DIRECTIONS FOR THIS TASK
Take each line containing "title" and report it exactly as written.

DATASET

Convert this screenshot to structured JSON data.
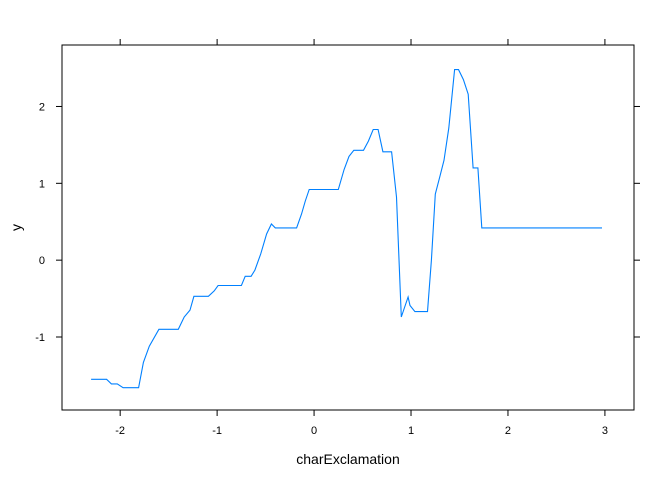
{
  "chart_data": {
    "type": "line",
    "title": "",
    "xlabel": "charExclamation",
    "ylabel": "y",
    "xlim": [
      -2.6,
      3.3
    ],
    "ylim": [
      -1.95,
      2.8
    ],
    "grid": false,
    "legend": "none",
    "colors": {
      "line": "#0080ff",
      "frame": "#000000"
    },
    "x_ticks": [
      -2,
      -1,
      0,
      1,
      2,
      3
    ],
    "x_tick_labels": [
      "-2",
      "-1",
      "0",
      "1",
      "2",
      "3"
    ],
    "y_ticks": [
      -1,
      0,
      1,
      2
    ],
    "y_tick_labels": [
      "-1",
      "0",
      "1",
      "2"
    ],
    "series": [
      {
        "x": [
          -2.3,
          -2.14,
          -2.09,
          -2.03,
          -1.97,
          -1.81,
          -1.76,
          -1.7,
          -1.6,
          -1.55,
          -1.4,
          -1.34,
          -1.28,
          -1.24,
          -1.09,
          -1.03,
          -0.99,
          -0.89,
          -0.75,
          -0.71,
          -0.65,
          -0.61,
          -0.55,
          -0.49,
          -0.44,
          -0.4,
          -0.18,
          -0.13,
          -0.09,
          -0.05,
          0.0,
          0.25,
          0.31,
          0.36,
          0.41,
          0.51,
          0.56,
          0.61,
          0.66,
          0.71,
          0.75,
          0.8,
          0.85,
          0.9,
          0.94,
          0.97,
          0.99,
          1.04,
          1.07,
          1.17,
          1.21,
          1.25,
          1.3,
          1.34,
          1.39,
          1.45,
          1.49,
          1.54,
          1.59,
          1.64,
          1.69,
          1.73,
          1.79,
          2.97
        ],
        "y": [
          -1.55,
          -1.55,
          -1.61,
          -1.61,
          -1.66,
          -1.66,
          -1.33,
          -1.12,
          -0.9,
          -0.9,
          -0.9,
          -0.74,
          -0.65,
          -0.47,
          -0.47,
          -0.4,
          -0.33,
          -0.33,
          -0.33,
          -0.21,
          -0.21,
          -0.13,
          0.08,
          0.34,
          0.47,
          0.42,
          0.42,
          0.6,
          0.77,
          0.92,
          0.92,
          0.92,
          1.18,
          1.35,
          1.43,
          1.43,
          1.55,
          1.7,
          1.7,
          1.41,
          1.41,
          1.41,
          0.82,
          -0.74,
          -0.59,
          -0.48,
          -0.59,
          -0.67,
          -0.67,
          -0.67,
          0.0,
          0.86,
          1.1,
          1.3,
          1.72,
          2.48,
          2.48,
          2.35,
          2.16,
          1.2,
          1.2,
          0.42,
          0.42,
          0.42
        ]
      }
    ]
  }
}
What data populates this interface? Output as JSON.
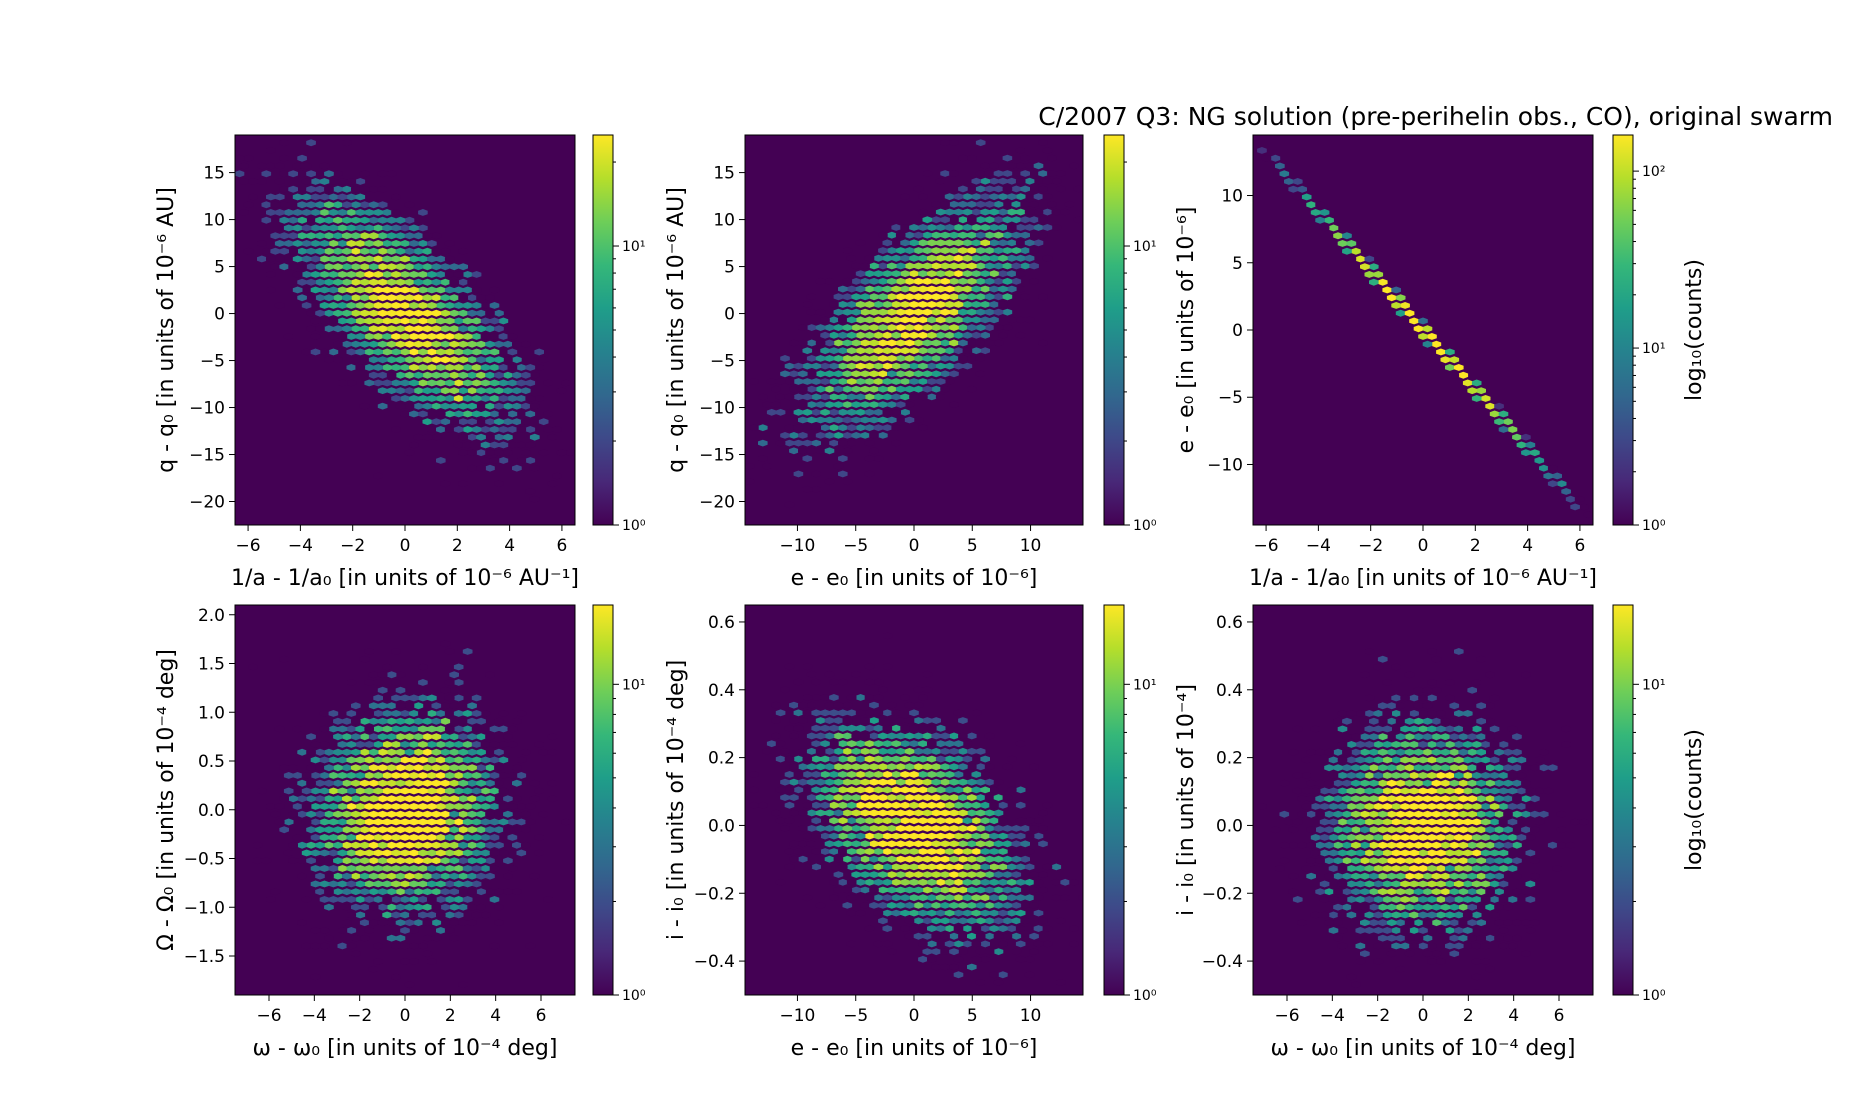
{
  "figure": {
    "title": "C/2007 Q3:  NG solution (pre-perihelin obs., CO), original swarm",
    "colormap": "viridis",
    "background": "#ffffff",
    "plot_background": "#440154"
  },
  "chart_data": [
    {
      "type": "heatmap",
      "subtype": "hexbin",
      "xlabel": "1/a - 1/a₀ [in units of 10⁻⁶ AU⁻¹]",
      "ylabel": "q - q₀ [in units of 10⁻⁶ AU]",
      "xlim": [
        -6.5,
        6.5
      ],
      "ylim": [
        -22.5,
        19
      ],
      "xticks": [
        -6,
        -4,
        -2,
        0,
        2,
        4,
        6
      ],
      "yticks": [
        -20,
        -15,
        -10,
        -5,
        0,
        5,
        10,
        15
      ],
      "xtick_labels": [
        "−6",
        "−4",
        "−2",
        "0",
        "2",
        "4",
        "6"
      ],
      "ytick_labels": [
        "−20",
        "−15",
        "−10",
        "−5",
        "0",
        "5",
        "10",
        "15"
      ],
      "distribution": {
        "mean": [
          0,
          0
        ],
        "sd": [
          2.0,
          6.0
        ],
        "correlation": -0.72,
        "n_points": 5000
      },
      "colorbar": {
        "scale": "log",
        "range": [
          1,
          25
        ],
        "ticks": [
          1,
          10
        ],
        "tick_labels": [
          "10⁰",
          "10¹"
        ],
        "label": ""
      }
    },
    {
      "type": "heatmap",
      "subtype": "hexbin",
      "xlabel": "e - e₀ [in units of 10⁻⁶]",
      "ylabel": "q - q₀ [in units of 10⁻⁶ AU]",
      "xlim": [
        -14.5,
        14.5
      ],
      "ylim": [
        -22.5,
        19
      ],
      "xticks": [
        -10,
        -5,
        0,
        5,
        10
      ],
      "yticks": [
        -20,
        -15,
        -10,
        -5,
        0,
        5,
        10,
        15
      ],
      "xtick_labels": [
        "−10",
        "−5",
        "0",
        "5",
        "10"
      ],
      "ytick_labels": [
        "−20",
        "−15",
        "−10",
        "−5",
        "0",
        "5",
        "10",
        "15"
      ],
      "distribution": {
        "mean": [
          0,
          0
        ],
        "sd": [
          4.5,
          6.0
        ],
        "correlation": 0.72,
        "n_points": 5000
      },
      "colorbar": {
        "scale": "log",
        "range": [
          1,
          25
        ],
        "ticks": [
          1,
          10
        ],
        "tick_labels": [
          "10⁰",
          "10¹"
        ],
        "label": ""
      }
    },
    {
      "type": "heatmap",
      "subtype": "hexbin",
      "xlabel": "1/a - 1/a₀ [in units of 10⁻⁶ AU⁻¹]",
      "ylabel": "e - e₀ [in units of 10⁻⁶]",
      "xlim": [
        -6.5,
        6.5
      ],
      "ylim": [
        -14.5,
        14.5
      ],
      "xticks": [
        -6,
        -4,
        -2,
        0,
        2,
        4,
        6
      ],
      "yticks": [
        -10,
        -5,
        0,
        5,
        10
      ],
      "xtick_labels": [
        "−6",
        "−4",
        "−2",
        "0",
        "2",
        "4",
        "6"
      ],
      "ytick_labels": [
        "−10",
        "−5",
        "0",
        "5",
        "10"
      ],
      "distribution": {
        "mean": [
          0,
          0
        ],
        "sd": [
          2.0,
          4.4
        ],
        "correlation": -0.9999,
        "n_points": 5000
      },
      "colorbar": {
        "scale": "log",
        "range": [
          1,
          160
        ],
        "ticks": [
          1,
          10,
          100
        ],
        "tick_labels": [
          "10⁰",
          "10¹",
          "10²"
        ],
        "label": "log₁₀(counts)"
      }
    },
    {
      "type": "heatmap",
      "subtype": "hexbin",
      "xlabel": "ω - ω₀ [in units of 10⁻⁴ deg]",
      "ylabel": "Ω - Ω₀ [in units of 10⁻⁴ deg]",
      "xlim": [
        -7.5,
        7.5
      ],
      "ylim": [
        -1.9,
        2.1
      ],
      "xticks": [
        -6,
        -4,
        -2,
        0,
        2,
        4,
        6
      ],
      "yticks": [
        -1.5,
        -1.0,
        -0.5,
        0.0,
        0.5,
        1.0,
        1.5,
        2.0
      ],
      "xtick_labels": [
        "−6",
        "−4",
        "−2",
        "0",
        "2",
        "4",
        "6"
      ],
      "ytick_labels": [
        "−1.5",
        "−1.0",
        "−0.5",
        "0.0",
        "0.5",
        "1.0",
        "1.5",
        "2.0"
      ],
      "distribution": {
        "mean": [
          0,
          0
        ],
        "sd": [
          2.0,
          0.5
        ],
        "correlation": 0.1,
        "n_points": 5000
      },
      "colorbar": {
        "scale": "log",
        "range": [
          1,
          18
        ],
        "ticks": [
          1,
          10
        ],
        "tick_labels": [
          "10⁰",
          "10¹"
        ],
        "label": ""
      }
    },
    {
      "type": "heatmap",
      "subtype": "hexbin",
      "xlabel": "e - e₀ [in units of 10⁻⁶]",
      "ylabel": "i - i₀ [in units of 10⁻⁴ deg]",
      "xlim": [
        -14.5,
        14.5
      ],
      "ylim": [
        -0.5,
        0.65
      ],
      "xticks": [
        -10,
        -5,
        0,
        5,
        10
      ],
      "yticks": [
        -0.4,
        -0.2,
        0.0,
        0.2,
        0.4,
        0.6
      ],
      "xtick_labels": [
        "−10",
        "−5",
        "0",
        "5",
        "10"
      ],
      "ytick_labels": [
        "−0.4",
        "−0.2",
        "0.0",
        "0.2",
        "0.4",
        "0.6"
      ],
      "distribution": {
        "mean": [
          0,
          0
        ],
        "sd": [
          4.4,
          0.15
        ],
        "correlation": -0.45,
        "n_points": 5000
      },
      "colorbar": {
        "scale": "log",
        "range": [
          1,
          18
        ],
        "ticks": [
          1,
          10
        ],
        "tick_labels": [
          "10⁰",
          "10¹"
        ],
        "label": ""
      }
    },
    {
      "type": "heatmap",
      "subtype": "hexbin",
      "xlabel": "ω - ω₀ [in units of 10⁻⁴ deg]",
      "ylabel": "i - i₀ [in units of 10⁻⁴]",
      "xlim": [
        -7.5,
        7.5
      ],
      "ylim": [
        -0.5,
        0.65
      ],
      "xticks": [
        -6,
        -4,
        -2,
        0,
        2,
        4,
        6
      ],
      "yticks": [
        -0.4,
        -0.2,
        0.0,
        0.2,
        0.4,
        0.6
      ],
      "xtick_labels": [
        "−6",
        "−4",
        "−2",
        "0",
        "2",
        "4",
        "6"
      ],
      "ytick_labels": [
        "−0.4",
        "−0.2",
        "0.0",
        "0.2",
        "0.4",
        "0.6"
      ],
      "distribution": {
        "mean": [
          0,
          0
        ],
        "sd": [
          2.0,
          0.15
        ],
        "correlation": 0.0,
        "n_points": 5000
      },
      "colorbar": {
        "scale": "log",
        "range": [
          1,
          18
        ],
        "ticks": [
          1,
          10
        ],
        "tick_labels": [
          "10⁰",
          "10¹"
        ],
        "label": "log₁₀(counts)"
      }
    }
  ]
}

ANSWER TO THIS TASK
    "title": "",
    "title": "C/2007 Q3:  NG solution (pre-perihelin obs., CO), original swarm",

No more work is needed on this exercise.